INPUT FOR THIS TASK ->
━━━━━━━━━━
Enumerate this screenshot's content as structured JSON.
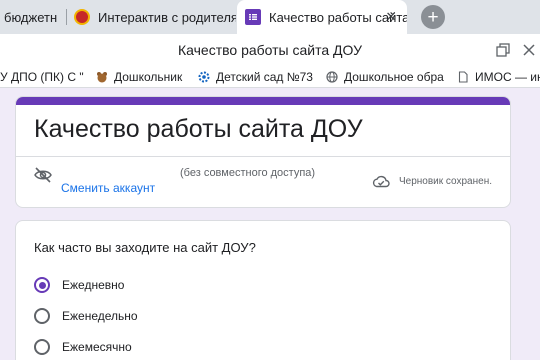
{
  "browser": {
    "tabs": [
      {
        "label": "бюджетн",
        "icon": "google-icon"
      },
      {
        "label": "Интерактив с родителями",
        "icon": "crest-icon"
      },
      {
        "label": "Качество работы сайта",
        "icon": "forms-icon",
        "active": true
      }
    ],
    "close_symbol": "✕",
    "new_tab_symbol": "+",
    "page_title": "Качество работы сайта ДОУ",
    "bookmarks": [
      {
        "label": "У ДПО (ПК) С \"У",
        "icon": "page-icon"
      },
      {
        "label": "Дошкольник",
        "icon": "bear-icon"
      },
      {
        "label": "Детский сад №73",
        "icon": "gear-icon"
      },
      {
        "label": "Дошкольное обра",
        "icon": "globe-icon"
      },
      {
        "label": "ИМОС — ин",
        "icon": "document-icon"
      }
    ]
  },
  "form": {
    "accent_color": "#673ab7",
    "title": "Качество работы сайта ДОУ",
    "switch_account": "Сменить аккаунт",
    "sharing_status": "(без совместного доступа)",
    "draft_status": "Черновик сохранен.",
    "question": {
      "text": "Как часто вы заходите на сайт ДОУ?",
      "options": [
        "Ежедневно",
        "Еженедельно",
        "Ежемесячно"
      ],
      "selected": "Ежедневно"
    }
  }
}
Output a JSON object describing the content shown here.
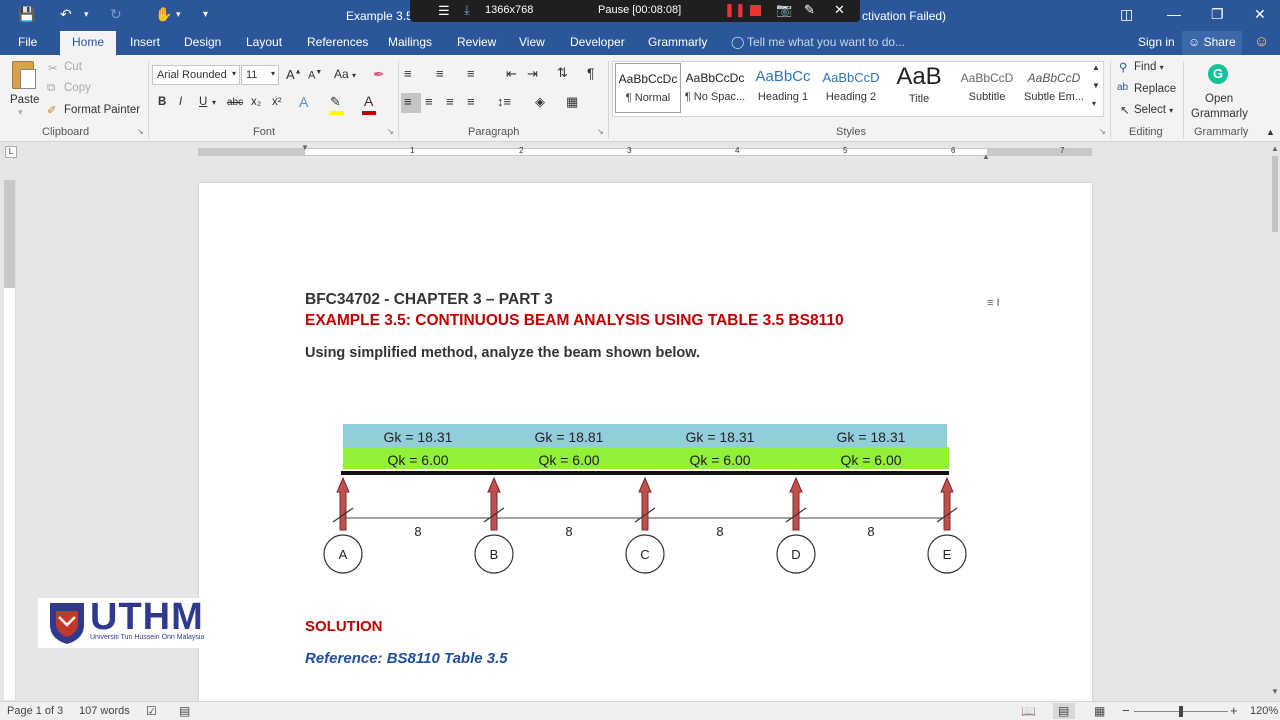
{
  "app": {
    "title": "Example 3.5 - C",
    "title_suffix": "ctivation Failed)",
    "recorder": {
      "resolution": "1366x768",
      "pause_label": "Pause [00:08:08]"
    }
  },
  "tabs": [
    "File",
    "Home",
    "Insert",
    "Design",
    "Layout",
    "References",
    "Mailings",
    "Review",
    "View",
    "Developer",
    "Grammarly"
  ],
  "tell_me": "Tell me what you want to do...",
  "sign_in": "Sign in",
  "share": "Share",
  "clipboard": {
    "paste": "Paste",
    "cut": "Cut",
    "copy": "Copy",
    "format_painter": "Format Painter",
    "label": "Clipboard"
  },
  "font": {
    "name": "Arial Rounded",
    "size": "11",
    "label": "Font",
    "bold": "B",
    "italic": "I",
    "underline": "U",
    "strike": "abc",
    "sub": "x₂",
    "sup": "x²",
    "grow": "A",
    "shrink": "A",
    "case": "Aa"
  },
  "paragraph": {
    "label": "Paragraph",
    "pilcrow": "¶"
  },
  "styles": {
    "label": "Styles",
    "items": [
      {
        "sample": "AaBbCcDc",
        "name": "¶ Normal"
      },
      {
        "sample": "AaBbCcDc",
        "name": "¶ No Spac..."
      },
      {
        "sample": "AaBbCc",
        "name": "Heading 1"
      },
      {
        "sample": "AaBbCcD",
        "name": "Heading 2"
      },
      {
        "sample": "AaB",
        "name": "Title"
      },
      {
        "sample": "AaBbCcD",
        "name": "Subtitle"
      },
      {
        "sample": "AaBbCcD",
        "name": "Subtle Em..."
      }
    ]
  },
  "editing": {
    "find": "Find",
    "replace": "Replace",
    "select": "Select",
    "label": "Editing"
  },
  "grammarly": {
    "open": "Open",
    "name": "Grammarly",
    "label": "Grammarly"
  },
  "ruler_numbers": [
    "1",
    "2",
    "3",
    "4",
    "5",
    "6",
    "7"
  ],
  "document": {
    "line1": "BFC34702 - CHAPTER 3 – PART 3",
    "line2": "EXAMPLE 3.5: CONTINUOUS BEAM ANALYSIS USING TABLE 3.5 BS8110",
    "line3": "Using simplified method, analyze the beam shown below.",
    "beam": {
      "gk": [
        "Gk = 18.31",
        "Gk = 18.81",
        "Gk = 18.31",
        "Gk = 18.31"
      ],
      "qk": [
        "Qk = 6.00",
        "Qk = 6.00",
        "Qk = 6.00",
        "Qk = 6.00"
      ],
      "spans": [
        "8",
        "8",
        "8",
        "8"
      ],
      "supports": [
        "A",
        "B",
        "C",
        "D",
        "E"
      ],
      "colors": {
        "gk_band": "#92cddc",
        "qk_band": "#92f036",
        "arrow": "#c0504d"
      }
    },
    "solution": "SOLUTION",
    "reference": "Reference: BS8110 Table 3.5"
  },
  "logo": {
    "text": "UTHM",
    "sub": "Universiti Tun Hussein Onn Malaysia"
  },
  "status": {
    "page": "Page 1 of 3",
    "words": "107 words",
    "zoom": "120%"
  },
  "colors": {
    "accent": "#2b579a",
    "heading_red": "#c00000",
    "ref_blue": "#1f4e9a"
  }
}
━━━━━━━━━━
OBJECTIVE -> The records above need to be given again exactly. Omit the pictures.

ANSWER TO THE TASK ->
Enumerate this screenshot's content as structured JSON.
{
  "browser": {
    "tabs": [
      {
        "label": "бюджетн",
        "icon": "google-icon"
      },
      {
        "label": "Интерактив с родителями",
        "icon": "crest-icon"
      },
      {
        "label": "Качество работы сайта",
        "icon": "forms-icon",
        "active": true
      }
    ],
    "close_symbol": "✕",
    "new_tab_symbol": "+",
    "page_title": "Качество работы сайта ДОУ",
    "bookmarks": [
      {
        "label": "У ДПО (ПК) С \"У",
        "icon": "page-icon"
      },
      {
        "label": "Дошкольник",
        "icon": "bear-icon"
      },
      {
        "label": "Детский сад №73",
        "icon": "gear-icon"
      },
      {
        "label": "Дошкольное обра",
        "icon": "globe-icon"
      },
      {
        "label": "ИМОС — ин",
        "icon": "document-icon"
      }
    ]
  },
  "form": {
    "accent_color": "#673ab7",
    "title": "Качество работы сайта ДОУ",
    "switch_account": "Сменить аккаунт",
    "sharing_status": "(без совместного доступа)",
    "draft_status": "Черновик сохранен.",
    "question": {
      "text": "Как часто вы заходите на сайт ДОУ?",
      "options": [
        "Ежедневно",
        "Еженедельно",
        "Ежемесячно"
      ],
      "selected": "Ежедневно"
    }
  }
}
Output a JSON object describing the content shown here.
{
  "app": {
    "title": "Example 3.5 - C",
    "title_suffix": "ctivation Failed)",
    "recorder": {
      "resolution": "1366x768",
      "pause_label": "Pause [00:08:08]"
    }
  },
  "tabs": [
    "File",
    "Home",
    "Insert",
    "Design",
    "Layout",
    "References",
    "Mailings",
    "Review",
    "View",
    "Developer",
    "Grammarly"
  ],
  "tell_me": "Tell me what you want to do...",
  "sign_in": "Sign in",
  "share": "Share",
  "clipboard": {
    "paste": "Paste",
    "cut": "Cut",
    "copy": "Copy",
    "format_painter": "Format Painter",
    "label": "Clipboard"
  },
  "font": {
    "name": "Arial Rounded",
    "size": "11",
    "label": "Font",
    "bold": "B",
    "italic": "I",
    "underline": "U",
    "strike": "abc",
    "sub": "x₂",
    "sup": "x²",
    "grow": "A",
    "shrink": "A",
    "case": "Aa"
  },
  "paragraph": {
    "label": "Paragraph",
    "pilcrow": "¶"
  },
  "styles": {
    "label": "Styles",
    "items": [
      {
        "sample": "AaBbCcDc",
        "name": "¶ Normal"
      },
      {
        "sample": "AaBbCcDc",
        "name": "¶ No Spac..."
      },
      {
        "sample": "AaBbCc",
        "name": "Heading 1"
      },
      {
        "sample": "AaBbCcD",
        "name": "Heading 2"
      },
      {
        "sample": "AaB",
        "name": "Title"
      },
      {
        "sample": "AaBbCcD",
        "name": "Subtitle"
      },
      {
        "sample": "AaBbCcD",
        "name": "Subtle Em..."
      }
    ]
  },
  "editing": {
    "find": "Find",
    "replace": "Replace",
    "select": "Select",
    "label": "Editing"
  },
  "grammarly": {
    "open": "Open",
    "name": "Grammarly",
    "label": "Grammarly"
  },
  "ruler_numbers": [
    "1",
    "2",
    "3",
    "4",
    "5",
    "6",
    "7"
  ],
  "document": {
    "line1": "BFC34702 - CHAPTER 3 – PART 3",
    "line2": "EXAMPLE 3.5: CONTINUOUS BEAM ANALYSIS USING TABLE 3.5 BS8110",
    "line3": "Using simplified method, analyze the beam shown below.",
    "beam": {
      "gk": [
        "Gk = 18.31",
        "Gk = 18.81",
        "Gk = 18.31",
        "Gk = 18.31"
      ],
      "qk": [
        "Qk = 6.00",
        "Qk = 6.00",
        "Qk = 6.00",
        "Qk = 6.00"
      ],
      "spans": [
        "8",
        "8",
        "8",
        "8"
      ],
      "supports": [
        "A",
        "B",
        "C",
        "D",
        "E"
      ],
      "colors": {
        "gk_band": "#92cddc",
        "qk_band": "#92f036",
        "arrow": "#c0504d"
      }
    },
    "solution": "SOLUTION",
    "reference": "Reference: BS8110 Table 3.5"
  },
  "logo": {
    "text": "UTHM",
    "sub": "Universiti Tun Hussein Onn Malaysia"
  },
  "status": {
    "page": "Page 1 of 3",
    "words": "107 words",
    "zoom": "120%"
  },
  "colors": {
    "accent": "#2b579a",
    "heading_red": "#c00000",
    "ref_blue": "#1f4e9a"
  }
}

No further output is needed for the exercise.